Data listing
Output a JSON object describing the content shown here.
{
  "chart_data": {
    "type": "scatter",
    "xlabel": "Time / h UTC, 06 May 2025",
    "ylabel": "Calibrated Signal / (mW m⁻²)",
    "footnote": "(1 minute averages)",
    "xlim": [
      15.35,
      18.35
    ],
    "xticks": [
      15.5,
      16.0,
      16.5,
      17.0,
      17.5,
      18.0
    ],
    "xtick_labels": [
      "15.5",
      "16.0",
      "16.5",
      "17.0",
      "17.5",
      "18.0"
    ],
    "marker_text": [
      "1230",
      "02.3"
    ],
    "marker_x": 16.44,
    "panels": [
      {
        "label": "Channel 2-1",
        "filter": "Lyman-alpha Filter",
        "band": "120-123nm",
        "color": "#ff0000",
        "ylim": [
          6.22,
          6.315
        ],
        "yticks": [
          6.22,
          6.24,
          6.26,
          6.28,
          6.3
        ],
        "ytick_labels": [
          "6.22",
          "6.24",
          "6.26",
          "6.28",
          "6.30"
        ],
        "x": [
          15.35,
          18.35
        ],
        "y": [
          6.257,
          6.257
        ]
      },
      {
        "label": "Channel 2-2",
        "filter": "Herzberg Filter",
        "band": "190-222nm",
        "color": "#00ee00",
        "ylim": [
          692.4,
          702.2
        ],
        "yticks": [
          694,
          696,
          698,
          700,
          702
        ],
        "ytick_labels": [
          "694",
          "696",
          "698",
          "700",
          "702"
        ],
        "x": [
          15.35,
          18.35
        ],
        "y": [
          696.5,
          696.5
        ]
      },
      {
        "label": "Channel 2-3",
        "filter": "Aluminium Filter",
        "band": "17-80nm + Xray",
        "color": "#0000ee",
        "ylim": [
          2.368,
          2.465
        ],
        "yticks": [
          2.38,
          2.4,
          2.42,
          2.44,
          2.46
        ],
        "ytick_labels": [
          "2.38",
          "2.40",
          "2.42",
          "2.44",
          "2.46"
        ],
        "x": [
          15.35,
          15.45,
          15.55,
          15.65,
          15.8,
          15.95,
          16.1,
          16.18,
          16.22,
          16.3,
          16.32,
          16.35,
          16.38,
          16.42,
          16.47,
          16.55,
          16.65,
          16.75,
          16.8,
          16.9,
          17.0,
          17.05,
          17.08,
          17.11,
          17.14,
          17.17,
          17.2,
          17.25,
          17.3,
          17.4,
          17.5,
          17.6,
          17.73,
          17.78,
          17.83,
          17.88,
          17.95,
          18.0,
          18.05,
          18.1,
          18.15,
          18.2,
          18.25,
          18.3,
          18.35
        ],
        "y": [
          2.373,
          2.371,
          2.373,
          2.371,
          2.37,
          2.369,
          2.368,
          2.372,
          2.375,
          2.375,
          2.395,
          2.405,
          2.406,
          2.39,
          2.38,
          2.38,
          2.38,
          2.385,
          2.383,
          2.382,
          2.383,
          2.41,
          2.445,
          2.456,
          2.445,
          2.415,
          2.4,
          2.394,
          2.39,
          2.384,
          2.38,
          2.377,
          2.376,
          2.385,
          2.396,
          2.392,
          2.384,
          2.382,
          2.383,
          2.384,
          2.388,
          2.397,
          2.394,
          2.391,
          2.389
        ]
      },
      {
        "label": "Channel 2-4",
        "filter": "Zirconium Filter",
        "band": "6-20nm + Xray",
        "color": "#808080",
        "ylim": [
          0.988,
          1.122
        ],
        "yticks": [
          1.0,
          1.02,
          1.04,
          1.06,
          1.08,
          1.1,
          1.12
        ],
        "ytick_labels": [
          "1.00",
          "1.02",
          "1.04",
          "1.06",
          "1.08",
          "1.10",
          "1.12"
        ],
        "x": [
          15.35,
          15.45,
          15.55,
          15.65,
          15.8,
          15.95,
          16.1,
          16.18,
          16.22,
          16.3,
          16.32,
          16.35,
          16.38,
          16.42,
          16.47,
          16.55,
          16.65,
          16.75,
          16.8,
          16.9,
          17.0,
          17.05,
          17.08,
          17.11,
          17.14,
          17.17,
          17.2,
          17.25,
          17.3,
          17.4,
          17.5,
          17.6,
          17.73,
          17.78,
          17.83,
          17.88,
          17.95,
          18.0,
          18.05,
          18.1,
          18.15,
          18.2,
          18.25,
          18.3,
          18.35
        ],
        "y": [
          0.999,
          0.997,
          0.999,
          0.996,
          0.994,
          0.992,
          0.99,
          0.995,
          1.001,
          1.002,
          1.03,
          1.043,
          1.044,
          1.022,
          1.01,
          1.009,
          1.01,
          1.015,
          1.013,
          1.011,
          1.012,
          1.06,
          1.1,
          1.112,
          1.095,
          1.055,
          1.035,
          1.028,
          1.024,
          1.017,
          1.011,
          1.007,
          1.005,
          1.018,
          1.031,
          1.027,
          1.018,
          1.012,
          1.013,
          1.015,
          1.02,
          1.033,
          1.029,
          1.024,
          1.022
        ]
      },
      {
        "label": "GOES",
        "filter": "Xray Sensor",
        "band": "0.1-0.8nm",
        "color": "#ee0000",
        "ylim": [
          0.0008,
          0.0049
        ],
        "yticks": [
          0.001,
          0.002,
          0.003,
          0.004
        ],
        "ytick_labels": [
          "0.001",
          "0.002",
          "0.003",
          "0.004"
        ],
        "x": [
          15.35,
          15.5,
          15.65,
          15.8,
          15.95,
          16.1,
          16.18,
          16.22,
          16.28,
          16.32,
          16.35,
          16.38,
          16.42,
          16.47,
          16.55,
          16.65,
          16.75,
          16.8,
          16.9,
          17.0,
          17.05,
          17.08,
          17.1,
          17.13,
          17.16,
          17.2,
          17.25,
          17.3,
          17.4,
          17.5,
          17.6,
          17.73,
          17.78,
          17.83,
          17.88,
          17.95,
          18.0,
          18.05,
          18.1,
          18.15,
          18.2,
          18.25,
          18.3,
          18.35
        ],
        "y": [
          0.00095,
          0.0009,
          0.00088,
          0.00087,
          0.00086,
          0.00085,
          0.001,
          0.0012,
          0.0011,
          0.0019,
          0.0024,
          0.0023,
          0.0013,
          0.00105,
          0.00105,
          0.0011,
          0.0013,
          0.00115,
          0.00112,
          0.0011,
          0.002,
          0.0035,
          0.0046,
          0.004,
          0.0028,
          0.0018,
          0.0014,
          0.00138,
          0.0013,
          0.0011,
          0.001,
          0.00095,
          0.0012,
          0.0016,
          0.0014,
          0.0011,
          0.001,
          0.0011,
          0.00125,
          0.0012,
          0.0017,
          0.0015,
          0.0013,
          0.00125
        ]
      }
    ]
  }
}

What is expected -> Track down the lines that include the word "Xray" and copy them.

Final result ->
        "band": "17-80nm + Xray",
        "band": "6-20nm + Xray",
        "filter": "Xray Sensor",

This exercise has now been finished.